** start of Records for this task **

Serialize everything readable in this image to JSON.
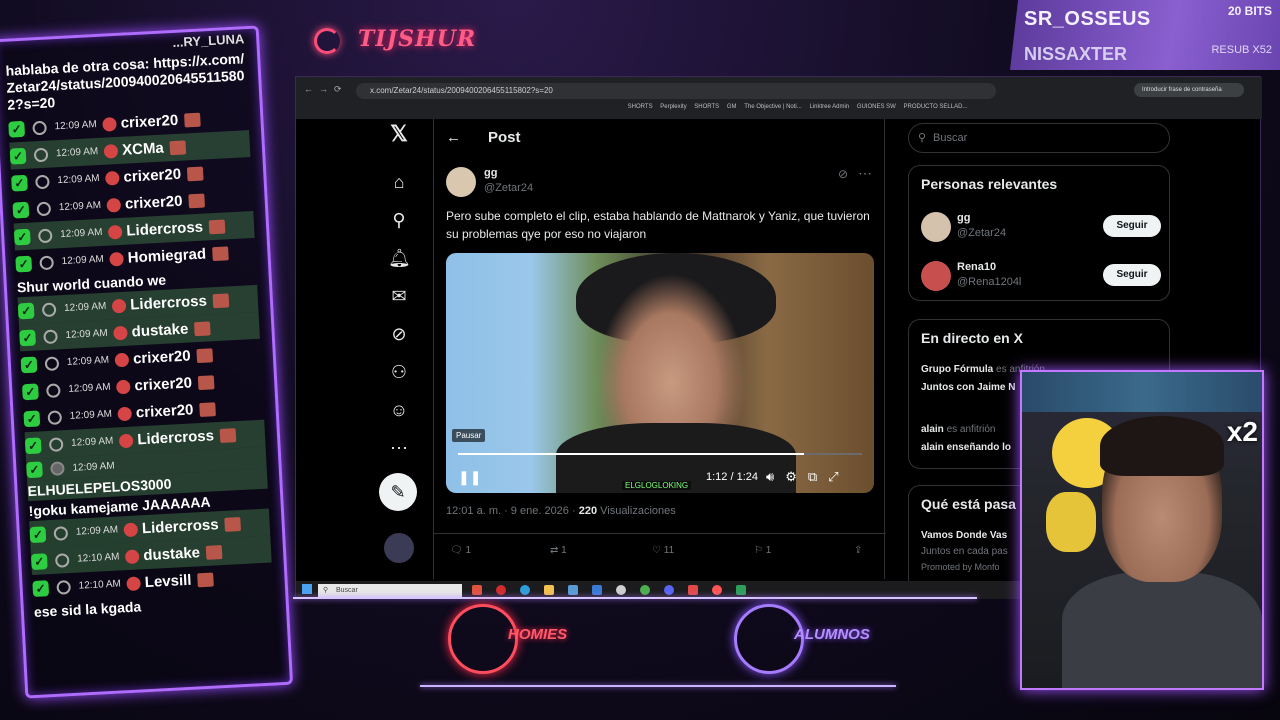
{
  "overlay": {
    "logo_text": "TIJSHUR",
    "top_user_1": "SR_OSSEUS",
    "top_user_1_badge": "20 BITS",
    "top_user_2": "NISSAXTER",
    "top_user_2_badge": "RESUB X52",
    "webcam_multiplier": "x2",
    "team_left": "HOMIES",
    "team_right": "ALUMNOS",
    "colors": {
      "accent_purple": "#b06bff",
      "accent_pink": "#ff4d7a",
      "chat_highlight": "#2ecc40"
    }
  },
  "chat": {
    "header_fragment": "...RY_LUNA",
    "first_message": "hablaba de otra cosa: https://x.com/Zetar24/status/2009400206455115802?s=20",
    "rows": [
      {
        "time": "12:09 AM",
        "user": "crixer20",
        "highlight": false
      },
      {
        "time": "12:09 AM",
        "user": "XCMa",
        "highlight": true
      },
      {
        "time": "12:09 AM",
        "user": "crixer20",
        "highlight": false
      },
      {
        "time": "12:09 AM",
        "user": "crixer20",
        "highlight": false
      },
      {
        "time": "12:09 AM",
        "user": "Lidercross",
        "highlight": true
      },
      {
        "time": "12:09 AM",
        "user": "Homiegrad",
        "highlight": false
      }
    ],
    "msg_homiegrad": "Shur world cuando we",
    "rows2": [
      {
        "time": "12:09 AM",
        "user": "Lidercross",
        "highlight": true
      },
      {
        "time": "12:09 AM",
        "user": "dustake",
        "highlight": true
      },
      {
        "time": "12:09 AM",
        "user": "crixer20",
        "highlight": false
      },
      {
        "time": "12:09 AM",
        "user": "crixer20",
        "highlight": false
      },
      {
        "time": "12:09 AM",
        "user": "crixer20",
        "highlight": false
      },
      {
        "time": "12:09 AM",
        "user": "Lidercross",
        "highlight": true
      }
    ],
    "row_el": {
      "time": "12:09 AM",
      "user": "ELHUELEPELOS3000"
    },
    "msg_el": "!goku kamejame JAAAAAA",
    "rows3": [
      {
        "time": "12:09 AM",
        "user": "Lidercross",
        "highlight": true
      },
      {
        "time": "12:10 AM",
        "user": "dustake",
        "highlight": true
      },
      {
        "time": "12:10 AM",
        "user": "Levsill",
        "highlight": false
      }
    ],
    "msg_levsill": "ese sid la kgada"
  },
  "browser": {
    "url": "x.com/Zetar24/status/2009400206455115802?s=20",
    "bookmarks": [
      "SHORTS",
      "Perplexity",
      "SHORTS",
      "GM",
      "The Objective | Noti...",
      "Linktree Admin",
      "GUIONES SW",
      "PRODUCTO SELLAD..."
    ],
    "password_prompt": "Introducir frase de contraseña"
  },
  "x": {
    "page_title": "Post",
    "author_name": "gg",
    "author_handle": "@Zetar24",
    "tweet_text": "Pero sube completo el clip, estaba hablando de Mattnarok y Yaniz, que tuvieron su problemas qye por eso no viajaron",
    "video": {
      "tooltip": "Pausar",
      "time": "1:12 / 1:24",
      "progress": 0.857,
      "watermark": "ELGLOGLOKING"
    },
    "meta_time": "12:01 a. m. · 9 ene. 2026 · ",
    "meta_views_count": "220",
    "meta_views_label": " Visualizaciones",
    "actions": {
      "replies": "1",
      "reposts": "1",
      "likes": "11",
      "bookmarks": "1"
    },
    "search_placeholder": "Buscar",
    "relevant_title": "Personas relevantes",
    "relevant": [
      {
        "name": "gg",
        "handle": "@Zetar24",
        "button": "Seguir"
      },
      {
        "name": "Rena10",
        "handle": "@Rena1204l",
        "button": "Seguir"
      }
    ],
    "live_title": "En directo en X",
    "live": [
      {
        "host": "Grupo Fórmula",
        "role": "es anfitrión",
        "title": "Juntos con Jaime N"
      },
      {
        "host": "alain",
        "role": "es anfitrión",
        "title": "alain enseñando lo"
      }
    ],
    "trending_title": "Qué está pasa",
    "trending_item": "Vamos Donde Vas",
    "trending_sub": "Juntos en cada pas",
    "promoted": "Promoted by Monfo"
  },
  "taskbar": {
    "search_placeholder": "Buscar"
  }
}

** end of Records for this task **

• Stated problem
Print out the material word for word, omitting the pictures.

• Response to the task
Serialize everything readable in this image to JSON.
{
  "overlay": {
    "logo_text": "TIJSHUR",
    "top_user_1": "SR_OSSEUS",
    "top_user_1_badge": "20 BITS",
    "top_user_2": "NISSAXTER",
    "top_user_2_badge": "RESUB X52",
    "webcam_multiplier": "x2",
    "team_left": "HOMIES",
    "team_right": "ALUMNOS",
    "colors": {
      "accent_purple": "#b06bff",
      "accent_pink": "#ff4d7a",
      "chat_highlight": "#2ecc40"
    }
  },
  "chat": {
    "header_fragment": "...RY_LUNA",
    "first_message": "hablaba de otra cosa: https://x.com/Zetar24/status/2009400206455115802?s=20",
    "rows": [
      {
        "time": "12:09 AM",
        "user": "crixer20",
        "highlight": false
      },
      {
        "time": "12:09 AM",
        "user": "XCMa",
        "highlight": true
      },
      {
        "time": "12:09 AM",
        "user": "crixer20",
        "highlight": false
      },
      {
        "time": "12:09 AM",
        "user": "crixer20",
        "highlight": false
      },
      {
        "time": "12:09 AM",
        "user": "Lidercross",
        "highlight": true
      },
      {
        "time": "12:09 AM",
        "user": "Homiegrad",
        "highlight": false
      }
    ],
    "msg_homiegrad": "Shur world cuando we",
    "rows2": [
      {
        "time": "12:09 AM",
        "user": "Lidercross",
        "highlight": true
      },
      {
        "time": "12:09 AM",
        "user": "dustake",
        "highlight": true
      },
      {
        "time": "12:09 AM",
        "user": "crixer20",
        "highlight": false
      },
      {
        "time": "12:09 AM",
        "user": "crixer20",
        "highlight": false
      },
      {
        "time": "12:09 AM",
        "user": "crixer20",
        "highlight": false
      },
      {
        "time": "12:09 AM",
        "user": "Lidercross",
        "highlight": true
      }
    ],
    "row_el": {
      "time": "12:09 AM",
      "user": "ELHUELEPELOS3000"
    },
    "msg_el": "!goku kamejame JAAAAAA",
    "rows3": [
      {
        "time": "12:09 AM",
        "user": "Lidercross",
        "highlight": true
      },
      {
        "time": "12:10 AM",
        "user": "dustake",
        "highlight": true
      },
      {
        "time": "12:10 AM",
        "user": "Levsill",
        "highlight": false
      }
    ],
    "msg_levsill": "ese sid la kgada"
  },
  "browser": {
    "url": "x.com/Zetar24/status/2009400206455115802?s=20",
    "bookmarks": [
      "SHORTS",
      "Perplexity",
      "SHORTS",
      "GM",
      "The Objective | Noti...",
      "Linktree Admin",
      "GUIONES SW",
      "PRODUCTO SELLAD..."
    ],
    "password_prompt": "Introducir frase de contraseña"
  },
  "x": {
    "page_title": "Post",
    "author_name": "gg",
    "author_handle": "@Zetar24",
    "tweet_text": "Pero sube completo el clip, estaba hablando de Mattnarok y Yaniz, que tuvieron su problemas qye por eso no viajaron",
    "video": {
      "tooltip": "Pausar",
      "time": "1:12 / 1:24",
      "progress": 0.857,
      "watermark": "ELGLOGLOKING"
    },
    "meta_time": "12:01 a. m. · 9 ene. 2026 · ",
    "meta_views_count": "220",
    "meta_views_label": " Visualizaciones",
    "actions": {
      "replies": "1",
      "reposts": "1",
      "likes": "11",
      "bookmarks": "1"
    },
    "search_placeholder": "Buscar",
    "relevant_title": "Personas relevantes",
    "relevant": [
      {
        "name": "gg",
        "handle": "@Zetar24",
        "button": "Seguir"
      },
      {
        "name": "Rena10",
        "handle": "@Rena1204l",
        "button": "Seguir"
      }
    ],
    "live_title": "En directo en X",
    "live": [
      {
        "host": "Grupo Fórmula",
        "role": "es anfitrión",
        "title": "Juntos con Jaime N"
      },
      {
        "host": "alain",
        "role": "es anfitrión",
        "title": "alain enseñando lo"
      }
    ],
    "trending_title": "Qué está pasa",
    "trending_item": "Vamos Donde Vas",
    "trending_sub": "Juntos en cada pas",
    "promoted": "Promoted by Monfo"
  },
  "taskbar": {
    "search_placeholder": "Buscar"
  }
}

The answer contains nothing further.